_Work to complete_. In the grief-advice text below, what does the writer say to tell your doctor about?
Excerpted passage section start
You had YEARS you spent together, but only a short time during the "bad time" and I truly hope you're able to not let that period color the rest.

I wrote this article with new grievers in mind as I did not have a clue where to start when I unexpectedly lost my husband 15 years ago.  This place and Marty especially, saved my life.  I will always remember WaltC and Evelyn (ustwo) who were my fellow sojourners back then.  Having a place to go where people "get it" really helps.  My hope is that you will find something helpful in this article today and perhaps something else later on in your journey as this is a journey that is not stagnant, but ever evolving...it does not stay the same or in the same intensity of pain.  While grief does not end, we do learn to carry it and it does lessen in pain from day one of shock to years later learning to do our time and even find something good along the way, even though not comparable to our time with them.


There's no way to sum up how to go on in a simple easy answer, but I encourage you to read the other threads here, little by little you will learn how to make your way through this.  I do want to give you some pointers though, of some things I've learned on my journey.

  • Take one day at a time.  The Bible says each day has enough trouble of it's own, I've found that to be true, so don't bite off more than you can chew.  It can be challenging enough just to tackle today.  I tell myself, I only have to get through today.  Then I get up tomorrow and do it all over again.  To think about the "rest of my life" invites anxiety.
  • Don't be afraid, grief may not end but it evolves.  The intensity lessens eventually.
  • Visit your doctor.  Tell them about your loss, any troubles sleeping, suicidal thoughts, anxiety attacks.  They need to know these things in order to help you through it...this is all part of grief.
  • Suicidal thoughts are common in early grief.  If they're reoccurring, call a suicide hotline.  I felt that way early on, but then realized it wasn't that I wanted to die so much as I didn't want to go through what I'd have to face if I lived.  Back to taking a day at a time.  Suicide Hotline - Call 1-800-273-8255
  • Give yourself permission to smile.  It is not our grief that binds us to them, but our love, and that continues still.
  • Try not to isolate too much.  
  • There's a balance to reach between taking time to process our grief, and avoiding it...it's good to find that balance for yourself.  We can't keep so busy as to avoid our grief, it has a way of haunting us, finding us, and demanding we pay attention to it!  Some people set aside time every day to grieve.  I didn't have to, it searched and found me!
  • Self-care is extremely important, more so than ever.  That person that would have cared for you is gone, now you're it...learn to be your own best friend, your own advocate, practice self-care.  You'll need it more than ever.
  • Recognize that your doctor isn't trained in grief, find a professional grief counselor that is.  We need help finding ourselves through this maze of grief, knowing where to start, etc.  They have not only the knowledge, but the resources.
  • In time, consider a grief support group.  If your friends have not been through it themselves, they may not understand what you're going through, it helps to find someone somewhere who DOES "get it".
Excerpted passage section end
Provided data section start
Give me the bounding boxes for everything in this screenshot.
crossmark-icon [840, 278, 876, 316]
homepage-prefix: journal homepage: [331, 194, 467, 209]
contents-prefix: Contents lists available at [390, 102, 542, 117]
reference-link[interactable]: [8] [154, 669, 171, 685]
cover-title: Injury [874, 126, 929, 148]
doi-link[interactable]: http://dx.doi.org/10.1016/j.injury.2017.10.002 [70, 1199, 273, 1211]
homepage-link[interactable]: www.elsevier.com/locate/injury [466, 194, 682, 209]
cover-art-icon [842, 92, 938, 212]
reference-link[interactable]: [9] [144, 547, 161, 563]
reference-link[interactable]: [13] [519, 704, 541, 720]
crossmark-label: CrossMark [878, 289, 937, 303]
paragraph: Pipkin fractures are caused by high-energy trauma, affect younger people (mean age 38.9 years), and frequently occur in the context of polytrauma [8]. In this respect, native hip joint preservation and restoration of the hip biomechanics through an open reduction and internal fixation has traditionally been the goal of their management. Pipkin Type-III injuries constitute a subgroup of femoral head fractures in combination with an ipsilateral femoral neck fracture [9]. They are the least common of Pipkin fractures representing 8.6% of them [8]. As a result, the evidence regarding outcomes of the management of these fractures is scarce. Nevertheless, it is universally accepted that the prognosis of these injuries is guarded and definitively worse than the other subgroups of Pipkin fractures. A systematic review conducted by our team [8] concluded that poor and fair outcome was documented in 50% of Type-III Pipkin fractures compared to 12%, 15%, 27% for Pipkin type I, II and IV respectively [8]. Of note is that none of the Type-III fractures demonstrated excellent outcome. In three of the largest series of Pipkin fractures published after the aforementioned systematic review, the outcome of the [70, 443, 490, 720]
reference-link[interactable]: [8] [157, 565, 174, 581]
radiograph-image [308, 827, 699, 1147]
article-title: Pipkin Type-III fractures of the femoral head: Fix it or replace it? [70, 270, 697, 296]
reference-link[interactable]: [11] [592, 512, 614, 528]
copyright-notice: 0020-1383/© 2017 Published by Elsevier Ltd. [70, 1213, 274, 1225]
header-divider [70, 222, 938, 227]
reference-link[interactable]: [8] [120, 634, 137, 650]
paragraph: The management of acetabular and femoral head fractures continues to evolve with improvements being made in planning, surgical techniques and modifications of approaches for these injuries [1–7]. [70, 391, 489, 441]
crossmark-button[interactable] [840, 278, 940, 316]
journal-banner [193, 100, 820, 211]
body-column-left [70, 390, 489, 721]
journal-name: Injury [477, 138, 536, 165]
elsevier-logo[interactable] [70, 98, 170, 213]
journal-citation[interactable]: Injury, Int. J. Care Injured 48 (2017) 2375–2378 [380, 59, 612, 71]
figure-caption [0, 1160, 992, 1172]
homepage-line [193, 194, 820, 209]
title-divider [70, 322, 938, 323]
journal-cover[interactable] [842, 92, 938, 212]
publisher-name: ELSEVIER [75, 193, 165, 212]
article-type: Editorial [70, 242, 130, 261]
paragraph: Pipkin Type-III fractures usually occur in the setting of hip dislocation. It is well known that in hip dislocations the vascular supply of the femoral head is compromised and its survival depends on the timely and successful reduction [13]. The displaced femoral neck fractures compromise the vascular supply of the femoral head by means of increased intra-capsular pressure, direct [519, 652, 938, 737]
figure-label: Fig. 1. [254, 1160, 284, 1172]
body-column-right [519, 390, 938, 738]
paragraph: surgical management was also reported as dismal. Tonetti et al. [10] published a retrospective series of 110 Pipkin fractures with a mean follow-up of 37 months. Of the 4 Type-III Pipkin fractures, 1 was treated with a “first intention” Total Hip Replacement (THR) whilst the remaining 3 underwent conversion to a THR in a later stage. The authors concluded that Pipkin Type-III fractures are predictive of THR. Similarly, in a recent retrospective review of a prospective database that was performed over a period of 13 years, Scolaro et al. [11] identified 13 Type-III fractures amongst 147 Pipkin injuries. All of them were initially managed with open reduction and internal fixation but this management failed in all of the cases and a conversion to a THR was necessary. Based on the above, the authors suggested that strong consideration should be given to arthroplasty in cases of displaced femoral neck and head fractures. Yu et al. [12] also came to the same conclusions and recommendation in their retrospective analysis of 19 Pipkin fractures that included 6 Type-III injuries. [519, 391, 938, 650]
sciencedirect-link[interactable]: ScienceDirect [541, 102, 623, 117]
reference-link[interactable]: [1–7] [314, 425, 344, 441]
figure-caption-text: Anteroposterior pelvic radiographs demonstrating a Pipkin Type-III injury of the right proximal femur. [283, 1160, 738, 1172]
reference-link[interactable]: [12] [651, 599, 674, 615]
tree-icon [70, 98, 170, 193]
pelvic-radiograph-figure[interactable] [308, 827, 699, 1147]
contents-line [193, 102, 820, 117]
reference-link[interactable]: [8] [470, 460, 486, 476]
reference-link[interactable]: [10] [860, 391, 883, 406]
Provided data section end
_Task response_.
- Your loss
- Any troubles sleeping
- Suicidal thoughts
- Anxiety attacks